Ein Abstrich für das Testverfahren auf das Virus SARS-CoV-2 (Symbolfoto).

Foto: Sebastian Gollnow / dpa

Stationsärztin des St. Adolf-Stift in Quarantäne. Kollegen und Patienten, mit denen sie Kontakt hatte, wurden getestet.

Reinbek. Am Montag hat sich die Zahl der Corona-Infizierten im Kreis Stormarn auf 60 erhöht. Dazu gehört auch eine Stationsärztin des Krankenhauses St. Adolf-Stift. Das bestätigte Kliniksprecherin Andrea Schulz-Colberg. Die 50 Jahre alte Ärztin befinde sich in häuslicher Quarantäne. „Sie war nicht in einem Risikogebiet und hatte keinen Kontakt zu Corona-Patienten“, so Schulz-Colberg. Die Klinik hatte prophylaktisch alle Mitarbeiter testen lassen, die Erkältungssymptome aufwiesen. Aus Sicherheitsgründen würden nun alle Patienten getestet, mit denen die Ärztin Kontakt hatte.

Drei infizierte Männer und drei Frauen im Reinbeker Klinik

Das St. Adolf-Stift hat inzwischen sechs Personen stationär aufgenommen, die positiv auf das Coronavirus getestet wurden. Schulz-Colberg: „Es sind drei Männer und drei Frauen im Alter zwischen 31 und 90 Jahren.“ Ihr Zustand sei durchweg stabil, weshalb sie nicht auf der Intensivstation liegen. Eine erhebliche Lungenerkrankung liege in keinem Fall vor. Es würden vor allem fiebersenkende Medikamente verabreicht, ein Patient bekomme eine „höhere Sauerstoff-Konzentration.“ Die derzeit zwei Isolierstationen im Adolf-Stift haben 29 Betten in 18 Zimmern.

# Datensatz
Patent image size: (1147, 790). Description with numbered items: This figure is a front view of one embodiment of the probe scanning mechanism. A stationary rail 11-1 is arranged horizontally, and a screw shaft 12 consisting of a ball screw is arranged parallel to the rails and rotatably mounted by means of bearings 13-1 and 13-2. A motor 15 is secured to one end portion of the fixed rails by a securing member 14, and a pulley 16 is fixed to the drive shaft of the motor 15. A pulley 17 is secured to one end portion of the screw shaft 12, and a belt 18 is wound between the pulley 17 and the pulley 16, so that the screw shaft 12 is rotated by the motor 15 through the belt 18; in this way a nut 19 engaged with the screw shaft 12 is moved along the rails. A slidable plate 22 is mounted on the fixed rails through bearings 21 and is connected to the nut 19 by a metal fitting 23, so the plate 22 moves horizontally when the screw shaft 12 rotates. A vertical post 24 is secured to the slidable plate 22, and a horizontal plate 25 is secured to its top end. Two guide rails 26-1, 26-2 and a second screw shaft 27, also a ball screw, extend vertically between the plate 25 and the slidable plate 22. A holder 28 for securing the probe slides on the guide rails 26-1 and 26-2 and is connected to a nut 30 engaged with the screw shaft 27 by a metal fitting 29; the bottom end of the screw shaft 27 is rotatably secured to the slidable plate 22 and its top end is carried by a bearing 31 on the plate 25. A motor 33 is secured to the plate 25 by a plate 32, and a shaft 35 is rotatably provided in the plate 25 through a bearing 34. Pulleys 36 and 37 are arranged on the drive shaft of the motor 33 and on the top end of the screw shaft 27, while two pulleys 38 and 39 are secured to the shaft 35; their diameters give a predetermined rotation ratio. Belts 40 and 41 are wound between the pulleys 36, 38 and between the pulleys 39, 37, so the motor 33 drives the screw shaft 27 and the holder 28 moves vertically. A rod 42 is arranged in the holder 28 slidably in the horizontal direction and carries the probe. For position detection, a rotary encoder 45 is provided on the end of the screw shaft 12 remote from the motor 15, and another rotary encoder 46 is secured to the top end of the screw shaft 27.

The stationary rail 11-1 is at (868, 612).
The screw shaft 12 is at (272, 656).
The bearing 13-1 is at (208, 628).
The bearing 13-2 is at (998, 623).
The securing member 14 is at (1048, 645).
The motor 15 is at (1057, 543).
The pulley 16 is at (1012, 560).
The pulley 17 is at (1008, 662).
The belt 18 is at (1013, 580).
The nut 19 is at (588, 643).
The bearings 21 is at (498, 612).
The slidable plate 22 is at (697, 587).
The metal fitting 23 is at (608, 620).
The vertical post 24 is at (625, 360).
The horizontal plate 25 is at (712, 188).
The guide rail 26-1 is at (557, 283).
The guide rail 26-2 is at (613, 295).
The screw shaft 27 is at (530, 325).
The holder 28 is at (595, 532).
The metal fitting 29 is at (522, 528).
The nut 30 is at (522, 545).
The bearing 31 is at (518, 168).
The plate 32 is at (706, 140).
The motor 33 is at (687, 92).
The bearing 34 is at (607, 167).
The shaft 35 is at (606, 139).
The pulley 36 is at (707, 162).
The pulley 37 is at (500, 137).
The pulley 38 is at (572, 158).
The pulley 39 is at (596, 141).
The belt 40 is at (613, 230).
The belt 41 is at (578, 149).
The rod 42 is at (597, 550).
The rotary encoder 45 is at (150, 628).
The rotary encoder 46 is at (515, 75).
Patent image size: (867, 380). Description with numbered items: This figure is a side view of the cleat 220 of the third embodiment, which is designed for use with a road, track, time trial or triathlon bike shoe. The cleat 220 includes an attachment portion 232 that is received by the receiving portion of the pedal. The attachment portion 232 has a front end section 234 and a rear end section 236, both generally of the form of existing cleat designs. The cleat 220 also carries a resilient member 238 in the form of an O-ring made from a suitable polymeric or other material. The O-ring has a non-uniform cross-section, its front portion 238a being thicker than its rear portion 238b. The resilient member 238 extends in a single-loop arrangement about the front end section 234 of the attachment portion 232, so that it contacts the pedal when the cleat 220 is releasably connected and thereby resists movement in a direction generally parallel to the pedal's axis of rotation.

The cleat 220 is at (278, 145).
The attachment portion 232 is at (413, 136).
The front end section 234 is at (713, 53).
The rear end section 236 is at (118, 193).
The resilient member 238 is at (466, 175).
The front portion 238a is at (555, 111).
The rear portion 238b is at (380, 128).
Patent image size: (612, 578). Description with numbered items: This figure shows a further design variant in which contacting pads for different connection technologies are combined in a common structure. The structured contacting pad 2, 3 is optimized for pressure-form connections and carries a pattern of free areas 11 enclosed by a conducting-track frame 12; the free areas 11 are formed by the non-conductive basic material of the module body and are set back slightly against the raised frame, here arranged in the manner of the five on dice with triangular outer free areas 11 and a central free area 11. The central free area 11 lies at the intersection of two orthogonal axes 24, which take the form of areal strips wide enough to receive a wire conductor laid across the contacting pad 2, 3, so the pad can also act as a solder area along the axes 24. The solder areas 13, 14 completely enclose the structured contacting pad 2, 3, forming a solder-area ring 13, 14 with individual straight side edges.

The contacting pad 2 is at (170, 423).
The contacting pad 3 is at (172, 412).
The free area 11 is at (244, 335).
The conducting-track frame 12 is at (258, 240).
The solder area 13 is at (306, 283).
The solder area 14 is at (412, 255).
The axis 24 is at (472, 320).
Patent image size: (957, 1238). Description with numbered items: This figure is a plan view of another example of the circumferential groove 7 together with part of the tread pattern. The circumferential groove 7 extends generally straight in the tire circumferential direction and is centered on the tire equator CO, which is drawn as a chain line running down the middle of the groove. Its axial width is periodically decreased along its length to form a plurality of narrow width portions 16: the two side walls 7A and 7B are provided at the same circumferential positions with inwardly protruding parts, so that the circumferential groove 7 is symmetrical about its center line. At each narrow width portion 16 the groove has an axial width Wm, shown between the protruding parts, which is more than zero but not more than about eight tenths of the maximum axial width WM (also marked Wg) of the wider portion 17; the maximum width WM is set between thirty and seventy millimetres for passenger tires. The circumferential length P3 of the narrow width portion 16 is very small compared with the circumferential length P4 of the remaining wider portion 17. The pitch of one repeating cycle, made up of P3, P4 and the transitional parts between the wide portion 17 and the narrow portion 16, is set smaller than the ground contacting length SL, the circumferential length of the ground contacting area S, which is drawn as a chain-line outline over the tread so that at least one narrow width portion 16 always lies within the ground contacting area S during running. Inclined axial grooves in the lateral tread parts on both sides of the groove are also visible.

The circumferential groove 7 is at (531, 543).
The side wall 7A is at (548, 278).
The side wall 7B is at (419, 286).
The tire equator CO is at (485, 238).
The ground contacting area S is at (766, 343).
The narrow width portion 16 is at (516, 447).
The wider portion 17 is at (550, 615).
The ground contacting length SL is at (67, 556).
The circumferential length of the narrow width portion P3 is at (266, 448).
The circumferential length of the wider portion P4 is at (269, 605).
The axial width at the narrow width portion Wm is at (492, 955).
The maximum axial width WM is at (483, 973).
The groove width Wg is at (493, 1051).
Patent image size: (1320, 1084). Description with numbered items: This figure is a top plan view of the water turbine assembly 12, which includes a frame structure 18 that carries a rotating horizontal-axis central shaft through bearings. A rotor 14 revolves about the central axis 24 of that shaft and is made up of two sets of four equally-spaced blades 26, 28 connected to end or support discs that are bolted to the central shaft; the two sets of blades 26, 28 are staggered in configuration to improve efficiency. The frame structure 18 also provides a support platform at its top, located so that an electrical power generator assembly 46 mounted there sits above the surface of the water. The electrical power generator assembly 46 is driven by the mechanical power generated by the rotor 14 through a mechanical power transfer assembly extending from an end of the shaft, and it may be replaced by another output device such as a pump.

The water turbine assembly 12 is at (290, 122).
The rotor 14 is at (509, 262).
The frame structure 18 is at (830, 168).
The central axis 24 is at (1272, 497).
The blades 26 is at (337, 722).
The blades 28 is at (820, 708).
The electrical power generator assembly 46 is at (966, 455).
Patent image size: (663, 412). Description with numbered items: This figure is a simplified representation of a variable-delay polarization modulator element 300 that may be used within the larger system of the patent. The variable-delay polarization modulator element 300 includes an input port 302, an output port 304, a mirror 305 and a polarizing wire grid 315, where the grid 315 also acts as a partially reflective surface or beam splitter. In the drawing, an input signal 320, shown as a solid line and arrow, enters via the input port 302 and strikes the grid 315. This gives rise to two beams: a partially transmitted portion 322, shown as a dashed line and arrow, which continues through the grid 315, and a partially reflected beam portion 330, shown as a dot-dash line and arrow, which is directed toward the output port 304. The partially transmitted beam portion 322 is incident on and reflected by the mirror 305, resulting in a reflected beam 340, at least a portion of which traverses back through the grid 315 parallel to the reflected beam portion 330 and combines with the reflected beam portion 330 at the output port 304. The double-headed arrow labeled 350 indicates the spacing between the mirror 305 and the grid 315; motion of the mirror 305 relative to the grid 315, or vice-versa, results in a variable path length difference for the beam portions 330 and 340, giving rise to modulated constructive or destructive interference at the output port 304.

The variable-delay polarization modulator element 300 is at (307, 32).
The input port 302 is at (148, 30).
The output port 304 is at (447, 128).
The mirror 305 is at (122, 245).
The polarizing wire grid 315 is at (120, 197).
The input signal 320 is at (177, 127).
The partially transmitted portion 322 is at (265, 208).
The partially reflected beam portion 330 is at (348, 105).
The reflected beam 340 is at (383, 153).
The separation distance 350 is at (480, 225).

# Aufgaben
A – Übersetzen Sie den folgenden Satz aus dem Übungstext ins Englische: „Das St. Adolf-Stift hat inzwischen sechs Personen stationär aufgenommen, die positiv auf das Coronavirus getestet wurden.“
B – Geben Sie den Abschnitt des Übungstextes von „Drei infizierte Männer“ bis einschließlich „in 18 Zimmern.“ unverändert aus.

# Lösungen
A – The St. Adolf-Stift has since admitted six people as inpatients who tested positive for the coronavirus.

B –
Drei infizierte Männer und drei Frauen im Reinbeker Klinik

Das St. Adolf-Stift hat inzwischen sechs Personen stationär aufgenommen, die positiv auf das Coronavirus getestet wurden. Schulz-Colberg: „Es sind drei Männer und drei Frauen im Alter zwischen 31 und 90 Jahren.“ Ihr Zustand sei durchweg stabil, weshalb sie nicht auf der Intensivstation liegen. Eine erhebliche Lungenerkrankung liege in keinem Fall vor. Es würden vor allem fiebersenkende Medikamente verabreicht, ein Patient bekomme eine „höhere Sauerstoff-Konzentration.“ Die derzeit zwei Isolierstationen im Adolf-Stift haben 29 Betten in 18 Zimmern.